• [Problem to work on]
Go through the entries below and collect each line with the string "确定居室内大衣柜深度的尺寸是依据人体的" in it.
** start Provided information **
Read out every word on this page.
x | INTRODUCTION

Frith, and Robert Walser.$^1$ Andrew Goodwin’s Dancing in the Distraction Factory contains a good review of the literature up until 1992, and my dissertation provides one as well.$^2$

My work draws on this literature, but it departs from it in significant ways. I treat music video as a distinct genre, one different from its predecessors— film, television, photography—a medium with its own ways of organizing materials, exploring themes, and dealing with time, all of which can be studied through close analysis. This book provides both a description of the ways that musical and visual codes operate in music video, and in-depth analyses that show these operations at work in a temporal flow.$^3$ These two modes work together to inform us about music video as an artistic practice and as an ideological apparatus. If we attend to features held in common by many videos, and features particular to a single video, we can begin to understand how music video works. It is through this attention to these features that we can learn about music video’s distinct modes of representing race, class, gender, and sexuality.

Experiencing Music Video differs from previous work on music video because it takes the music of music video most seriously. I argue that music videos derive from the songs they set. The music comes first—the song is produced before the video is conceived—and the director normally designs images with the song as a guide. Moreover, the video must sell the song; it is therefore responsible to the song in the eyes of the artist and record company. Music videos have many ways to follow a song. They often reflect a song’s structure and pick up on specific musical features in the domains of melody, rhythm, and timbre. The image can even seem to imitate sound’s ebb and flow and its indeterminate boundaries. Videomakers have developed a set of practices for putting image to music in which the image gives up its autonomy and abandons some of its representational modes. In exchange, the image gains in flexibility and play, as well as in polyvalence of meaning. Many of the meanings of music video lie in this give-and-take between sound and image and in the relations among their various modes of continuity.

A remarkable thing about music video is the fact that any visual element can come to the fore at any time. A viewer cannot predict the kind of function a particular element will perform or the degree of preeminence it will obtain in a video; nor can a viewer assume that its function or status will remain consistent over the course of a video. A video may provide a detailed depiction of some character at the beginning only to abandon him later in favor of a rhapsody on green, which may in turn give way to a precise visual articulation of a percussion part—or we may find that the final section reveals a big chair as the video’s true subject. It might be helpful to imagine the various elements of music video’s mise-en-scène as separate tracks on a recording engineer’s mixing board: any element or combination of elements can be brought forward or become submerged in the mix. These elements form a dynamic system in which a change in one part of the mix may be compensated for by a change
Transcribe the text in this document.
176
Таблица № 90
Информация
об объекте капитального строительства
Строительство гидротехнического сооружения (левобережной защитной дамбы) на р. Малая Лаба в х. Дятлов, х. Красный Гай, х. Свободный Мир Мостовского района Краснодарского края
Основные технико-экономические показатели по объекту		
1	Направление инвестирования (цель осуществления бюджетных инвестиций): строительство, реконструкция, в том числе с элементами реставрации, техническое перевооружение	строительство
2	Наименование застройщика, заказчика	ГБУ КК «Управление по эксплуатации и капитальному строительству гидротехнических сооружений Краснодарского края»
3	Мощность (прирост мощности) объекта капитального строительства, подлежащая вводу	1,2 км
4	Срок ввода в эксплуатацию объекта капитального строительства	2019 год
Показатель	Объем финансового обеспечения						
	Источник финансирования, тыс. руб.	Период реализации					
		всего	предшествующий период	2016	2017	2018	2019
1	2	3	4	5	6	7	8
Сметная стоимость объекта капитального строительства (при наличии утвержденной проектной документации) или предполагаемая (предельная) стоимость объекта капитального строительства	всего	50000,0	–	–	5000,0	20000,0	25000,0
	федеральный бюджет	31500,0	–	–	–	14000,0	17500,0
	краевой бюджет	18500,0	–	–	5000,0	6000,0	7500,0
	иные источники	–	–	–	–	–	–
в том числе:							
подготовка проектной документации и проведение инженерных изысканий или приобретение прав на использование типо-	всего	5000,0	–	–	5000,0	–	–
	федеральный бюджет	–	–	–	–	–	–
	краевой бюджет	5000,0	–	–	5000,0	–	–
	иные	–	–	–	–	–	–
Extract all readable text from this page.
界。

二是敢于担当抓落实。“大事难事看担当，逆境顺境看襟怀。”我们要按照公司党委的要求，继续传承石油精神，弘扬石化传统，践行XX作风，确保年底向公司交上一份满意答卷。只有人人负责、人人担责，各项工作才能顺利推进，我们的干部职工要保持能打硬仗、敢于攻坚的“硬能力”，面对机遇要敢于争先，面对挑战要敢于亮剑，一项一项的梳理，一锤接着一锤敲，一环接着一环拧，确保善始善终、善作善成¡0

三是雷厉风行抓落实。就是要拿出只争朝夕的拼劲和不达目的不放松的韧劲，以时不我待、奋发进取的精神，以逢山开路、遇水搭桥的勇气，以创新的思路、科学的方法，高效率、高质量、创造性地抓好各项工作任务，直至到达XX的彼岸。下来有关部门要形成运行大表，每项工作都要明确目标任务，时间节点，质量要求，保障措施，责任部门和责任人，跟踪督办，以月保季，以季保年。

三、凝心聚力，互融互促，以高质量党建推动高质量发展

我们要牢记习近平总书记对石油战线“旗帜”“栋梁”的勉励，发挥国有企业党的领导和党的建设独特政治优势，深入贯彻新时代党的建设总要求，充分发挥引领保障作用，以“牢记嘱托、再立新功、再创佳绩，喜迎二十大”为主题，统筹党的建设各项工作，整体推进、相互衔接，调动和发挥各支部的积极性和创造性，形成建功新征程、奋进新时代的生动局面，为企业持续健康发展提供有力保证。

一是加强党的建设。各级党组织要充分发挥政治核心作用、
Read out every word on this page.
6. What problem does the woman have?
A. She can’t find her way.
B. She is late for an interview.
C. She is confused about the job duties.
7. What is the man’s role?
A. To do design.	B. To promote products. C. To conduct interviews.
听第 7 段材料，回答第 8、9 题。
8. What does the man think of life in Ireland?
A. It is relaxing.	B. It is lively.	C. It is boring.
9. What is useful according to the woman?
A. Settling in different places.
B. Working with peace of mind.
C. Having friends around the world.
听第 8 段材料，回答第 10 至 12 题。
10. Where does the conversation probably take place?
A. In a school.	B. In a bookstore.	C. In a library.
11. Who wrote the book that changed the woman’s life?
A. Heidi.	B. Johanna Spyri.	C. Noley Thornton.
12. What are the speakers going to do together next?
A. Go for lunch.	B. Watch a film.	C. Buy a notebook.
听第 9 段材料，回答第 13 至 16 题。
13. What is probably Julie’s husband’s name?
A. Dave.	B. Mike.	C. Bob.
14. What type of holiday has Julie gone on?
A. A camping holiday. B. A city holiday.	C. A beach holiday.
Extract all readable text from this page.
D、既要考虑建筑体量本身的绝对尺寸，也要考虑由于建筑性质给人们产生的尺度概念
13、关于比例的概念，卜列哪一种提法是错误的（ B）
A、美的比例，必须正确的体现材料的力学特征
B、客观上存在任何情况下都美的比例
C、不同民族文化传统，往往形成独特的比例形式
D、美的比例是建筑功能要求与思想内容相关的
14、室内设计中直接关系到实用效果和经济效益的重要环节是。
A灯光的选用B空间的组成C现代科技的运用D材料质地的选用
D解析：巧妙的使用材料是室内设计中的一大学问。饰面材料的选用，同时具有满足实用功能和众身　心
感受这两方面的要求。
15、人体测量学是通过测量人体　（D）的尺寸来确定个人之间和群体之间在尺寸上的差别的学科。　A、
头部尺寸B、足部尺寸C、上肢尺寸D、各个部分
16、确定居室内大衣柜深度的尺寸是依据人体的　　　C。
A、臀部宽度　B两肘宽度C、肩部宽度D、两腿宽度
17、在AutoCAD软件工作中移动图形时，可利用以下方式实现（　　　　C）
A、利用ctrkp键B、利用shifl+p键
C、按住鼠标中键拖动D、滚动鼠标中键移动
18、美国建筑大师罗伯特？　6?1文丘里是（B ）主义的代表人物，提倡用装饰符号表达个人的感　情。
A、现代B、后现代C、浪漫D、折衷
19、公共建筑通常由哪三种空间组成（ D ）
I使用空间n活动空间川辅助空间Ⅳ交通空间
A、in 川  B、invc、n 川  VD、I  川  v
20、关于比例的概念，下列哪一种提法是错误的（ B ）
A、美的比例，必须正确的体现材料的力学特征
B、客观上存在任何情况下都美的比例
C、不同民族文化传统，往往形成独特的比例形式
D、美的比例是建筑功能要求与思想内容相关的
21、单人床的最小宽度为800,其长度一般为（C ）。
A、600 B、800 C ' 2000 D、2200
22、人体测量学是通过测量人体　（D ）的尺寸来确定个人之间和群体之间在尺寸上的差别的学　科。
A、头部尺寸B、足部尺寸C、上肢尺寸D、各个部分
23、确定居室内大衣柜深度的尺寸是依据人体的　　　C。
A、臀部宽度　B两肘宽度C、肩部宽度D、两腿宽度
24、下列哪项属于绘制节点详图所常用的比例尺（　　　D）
** end Provided information **
• [Exercise response]
16、确定居室内大衣柜深度的尺寸是依据人体的　　　C。
23、确定居室内大衣柜深度的尺寸是依据人体的　　　C。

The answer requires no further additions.